TASK TO COMPLETE:
Give every line of the material again, exactly as written.

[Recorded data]
* start *

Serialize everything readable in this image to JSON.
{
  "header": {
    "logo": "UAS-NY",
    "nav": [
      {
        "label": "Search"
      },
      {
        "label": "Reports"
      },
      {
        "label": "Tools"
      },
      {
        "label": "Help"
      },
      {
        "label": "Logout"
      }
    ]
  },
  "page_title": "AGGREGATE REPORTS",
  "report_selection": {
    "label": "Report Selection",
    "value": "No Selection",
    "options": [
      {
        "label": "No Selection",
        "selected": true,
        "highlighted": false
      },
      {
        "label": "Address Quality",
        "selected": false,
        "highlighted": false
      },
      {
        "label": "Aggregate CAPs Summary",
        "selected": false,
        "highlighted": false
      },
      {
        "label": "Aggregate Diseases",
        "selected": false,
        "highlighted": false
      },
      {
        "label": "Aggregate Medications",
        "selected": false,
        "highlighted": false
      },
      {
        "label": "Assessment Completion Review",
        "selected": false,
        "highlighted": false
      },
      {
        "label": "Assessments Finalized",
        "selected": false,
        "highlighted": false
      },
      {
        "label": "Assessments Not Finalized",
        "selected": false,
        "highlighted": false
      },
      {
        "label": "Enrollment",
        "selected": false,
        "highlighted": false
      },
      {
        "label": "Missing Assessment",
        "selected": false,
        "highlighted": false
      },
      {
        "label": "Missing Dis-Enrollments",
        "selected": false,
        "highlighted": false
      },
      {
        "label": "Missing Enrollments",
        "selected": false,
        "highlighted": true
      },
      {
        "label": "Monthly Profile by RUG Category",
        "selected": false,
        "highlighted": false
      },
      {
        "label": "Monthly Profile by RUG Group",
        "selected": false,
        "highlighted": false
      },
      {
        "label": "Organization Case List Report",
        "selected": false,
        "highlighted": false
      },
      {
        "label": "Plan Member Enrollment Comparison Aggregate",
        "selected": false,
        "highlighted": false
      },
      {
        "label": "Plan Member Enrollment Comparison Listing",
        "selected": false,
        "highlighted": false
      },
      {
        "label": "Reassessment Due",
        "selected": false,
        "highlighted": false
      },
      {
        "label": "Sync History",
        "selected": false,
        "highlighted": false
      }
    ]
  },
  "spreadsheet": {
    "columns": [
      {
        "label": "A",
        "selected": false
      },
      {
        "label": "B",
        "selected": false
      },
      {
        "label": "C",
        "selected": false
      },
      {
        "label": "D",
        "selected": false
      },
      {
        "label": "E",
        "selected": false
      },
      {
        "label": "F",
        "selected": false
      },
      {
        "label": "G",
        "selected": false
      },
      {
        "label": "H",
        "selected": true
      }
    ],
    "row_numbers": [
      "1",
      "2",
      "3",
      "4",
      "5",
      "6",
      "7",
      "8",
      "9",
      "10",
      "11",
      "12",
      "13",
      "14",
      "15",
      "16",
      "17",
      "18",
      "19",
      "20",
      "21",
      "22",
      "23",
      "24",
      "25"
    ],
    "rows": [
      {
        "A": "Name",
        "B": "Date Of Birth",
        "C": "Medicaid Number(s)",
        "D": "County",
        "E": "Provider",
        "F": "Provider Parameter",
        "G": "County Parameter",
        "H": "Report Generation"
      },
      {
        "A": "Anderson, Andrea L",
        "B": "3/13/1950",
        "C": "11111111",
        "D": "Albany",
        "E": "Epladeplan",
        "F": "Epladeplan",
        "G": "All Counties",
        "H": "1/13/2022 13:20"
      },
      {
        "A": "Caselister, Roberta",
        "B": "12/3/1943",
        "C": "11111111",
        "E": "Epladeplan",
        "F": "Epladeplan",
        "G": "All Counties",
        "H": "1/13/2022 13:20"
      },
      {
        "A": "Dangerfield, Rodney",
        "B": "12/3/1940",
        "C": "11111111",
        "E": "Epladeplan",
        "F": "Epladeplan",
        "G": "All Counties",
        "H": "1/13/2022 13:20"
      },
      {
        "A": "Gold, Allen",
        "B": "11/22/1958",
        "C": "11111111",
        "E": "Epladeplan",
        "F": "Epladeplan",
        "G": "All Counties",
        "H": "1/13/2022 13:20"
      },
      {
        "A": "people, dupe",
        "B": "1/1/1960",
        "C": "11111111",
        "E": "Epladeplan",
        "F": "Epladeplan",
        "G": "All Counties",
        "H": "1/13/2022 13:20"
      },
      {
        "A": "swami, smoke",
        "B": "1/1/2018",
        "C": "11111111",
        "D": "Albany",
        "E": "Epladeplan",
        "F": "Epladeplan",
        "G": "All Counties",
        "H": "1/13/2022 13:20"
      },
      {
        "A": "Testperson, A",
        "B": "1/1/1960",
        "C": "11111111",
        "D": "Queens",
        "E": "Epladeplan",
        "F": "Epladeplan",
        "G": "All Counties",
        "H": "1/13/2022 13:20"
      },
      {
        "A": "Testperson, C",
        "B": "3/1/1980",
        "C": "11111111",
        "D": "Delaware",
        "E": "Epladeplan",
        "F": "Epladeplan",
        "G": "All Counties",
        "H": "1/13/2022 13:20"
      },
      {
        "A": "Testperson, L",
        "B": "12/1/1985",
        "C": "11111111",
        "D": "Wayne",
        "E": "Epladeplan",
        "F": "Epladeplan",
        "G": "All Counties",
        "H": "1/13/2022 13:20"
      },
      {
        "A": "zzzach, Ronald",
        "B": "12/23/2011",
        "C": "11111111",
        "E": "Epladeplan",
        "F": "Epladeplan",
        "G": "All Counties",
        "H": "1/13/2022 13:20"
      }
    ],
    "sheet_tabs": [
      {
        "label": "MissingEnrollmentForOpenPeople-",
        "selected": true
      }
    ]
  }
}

* end *

REPLY:
Serialize everything readable in this image to JSON.
{
  "header": {
    "logo": "UAS-NY",
    "nav": [
      {
        "label": "Search"
      },
      {
        "label": "Reports"
      },
      {
        "label": "Tools"
      },
      {
        "label": "Help"
      },
      {
        "label": "Logout"
      }
    ]
  },
  "page_title": "AGGREGATE REPORTS",
  "report_selection": {
    "label": "Report Selection",
    "value": "No Selection",
    "options": [
      {
        "label": "No Selection",
        "selected": true,
        "highlighted": false
      },
      {
        "label": "Address Quality",
        "selected": false,
        "highlighted": false
      },
      {
        "label": "Aggregate CAPs Summary",
        "selected": false,
        "highlighted": false
      },
      {
        "label": "Aggregate Diseases",
        "selected": false,
        "highlighted": false
      },
      {
        "label": "Aggregate Medications",
        "selected": false,
        "highlighted": false
      },
      {
        "label": "Assessment Completion Review",
        "selected": false,
        "highlighted": false
      },
      {
        "label": "Assessments Finalized",
        "selected": false,
        "highlighted": false
      },
      {
        "label": "Assessments Not Finalized",
        "selected": false,
        "highlighted": false
      },
      {
        "label": "Enrollment",
        "selected": false,
        "highlighted": false
      },
      {
        "label": "Missing Assessment",
        "selected": false,
        "highlighted": false
      },
      {
        "label": "Missing Dis-Enrollments",
        "selected": false,
        "highlighted": false
      },
      {
        "label": "Missing Enrollments",
        "selected": false,
        "highlighted": true
      },
      {
        "label": "Monthly Profile by RUG Category",
        "selected": false,
        "highlighted": false
      },
      {
        "label": "Monthly Profile by RUG Group",
        "selected": false,
        "highlighted": false
      },
      {
        "label": "Organization Case List Report",
        "selected": false,
        "highlighted": false
      },
      {
        "label": "Plan Member Enrollment Comparison Aggregate",
        "selected": false,
        "highlighted": false
      },
      {
        "label": "Plan Member Enrollment Comparison Listing",
        "selected": false,
        "highlighted": false
      },
      {
        "label": "Reassessment Due",
        "selected": false,
        "highlighted": false
      },
      {
        "label": "Sync History",
        "selected": false,
        "highlighted": false
      }
    ]
  },
  "spreadsheet": {
    "columns": [
      {
        "label": "A",
        "selected": false
      },
      {
        "label": "B",
        "selected": false
      },
      {
        "label": "C",
        "selected": false
      },
      {
        "label": "D",
        "selected": false
      },
      {
        "label": "E",
        "selected": false
      },
      {
        "label": "F",
        "selected": false
      },
      {
        "label": "G",
        "selected": false
      },
      {
        "label": "H",
        "selected": true
      }
    ],
    "row_numbers": [
      "1",
      "2",
      "3",
      "4",
      "5",
      "6",
      "7",
      "8",
      "9",
      "10",
      "11",
      "12",
      "13",
      "14",
      "15",
      "16",
      "17",
      "18",
      "19",
      "20",
      "21",
      "22",
      "23",
      "24",
      "25"
    ],
    "rows": [
      {
        "A": "Name",
        "B": "Date Of Birth",
        "C": "Medicaid Number(s)",
        "D": "County",
        "E": "Provider",
        "F": "Provider Parameter",
        "G": "County Parameter",
        "H": "Report Generation"
      },
      {
        "A": "Anderson, Andrea L",
        "B": "3/13/1950",
        "C": "11111111",
        "D": "Albany",
        "E": "Epladeplan",
        "F": "Epladeplan",
        "G": "All Counties",
        "H": "1/13/2022 13:20"
      },
      {
        "A": "Caselister, Roberta",
        "B": "12/3/1943",
        "C": "11111111",
        "E": "Epladeplan",
        "F": "Epladeplan",
        "G": "All Counties",
        "H": "1/13/2022 13:20"
      },
      {
        "A": "Dangerfield, Rodney",
        "B": "12/3/1940",
        "C": "11111111",
        "E": "Epladeplan",
        "F": "Epladeplan",
        "G": "All Counties",
        "H": "1/13/2022 13:20"
      },
      {
        "A": "Gold, Allen",
        "B": "11/22/1958",
        "C": "11111111",
        "E": "Epladeplan",
        "F": "Epladeplan",
        "G": "All Counties",
        "H": "1/13/2022 13:20"
      },
      {
        "A": "people, dupe",
        "B": "1/1/1960",
        "C": "11111111",
        "E": "Epladeplan",
        "F": "Epladeplan",
        "G": "All Counties",
        "H": "1/13/2022 13:20"
      },
      {
        "A": "swami, smoke",
        "B": "1/1/2018",
        "C": "11111111",
        "D": "Albany",
        "E": "Epladeplan",
        "F": "Epladeplan",
        "G": "All Counties",
        "H": "1/13/2022 13:20"
      },
      {
        "A": "Testperson, A",
        "B": "1/1/1960",
        "C": "11111111",
        "D": "Queens",
        "E": "Epladeplan",
        "F": "Epladeplan",
        "G": "All Counties",
        "H": "1/13/2022 13:20"
      },
      {
        "A": "Testperson, C",
        "B": "3/1/1980",
        "C": "11111111",
        "D": "Delaware",
        "E": "Epladeplan",
        "F": "Epladeplan",
        "G": "All Counties",
        "H": "1/13/2022 13:20"
      },
      {
        "A": "Testperson, L",
        "B": "12/1/1985",
        "C": "11111111",
        "D": "Wayne",
        "E": "Epladeplan",
        "F": "Epladeplan",
        "G": "All Counties",
        "H": "1/13/2022 13:20"
      },
      {
        "A": "zzzach, Ronald",
        "B": "12/23/2011",
        "C": "11111111",
        "E": "Epladeplan",
        "F": "Epladeplan",
        "G": "All Counties",
        "H": "1/13/2022 13:20"
      }
    ],
    "sheet_tabs": [
      {
        "label": "MissingEnrollmentForOpenPeople-",
        "selected": true
      }
    ]
  }
}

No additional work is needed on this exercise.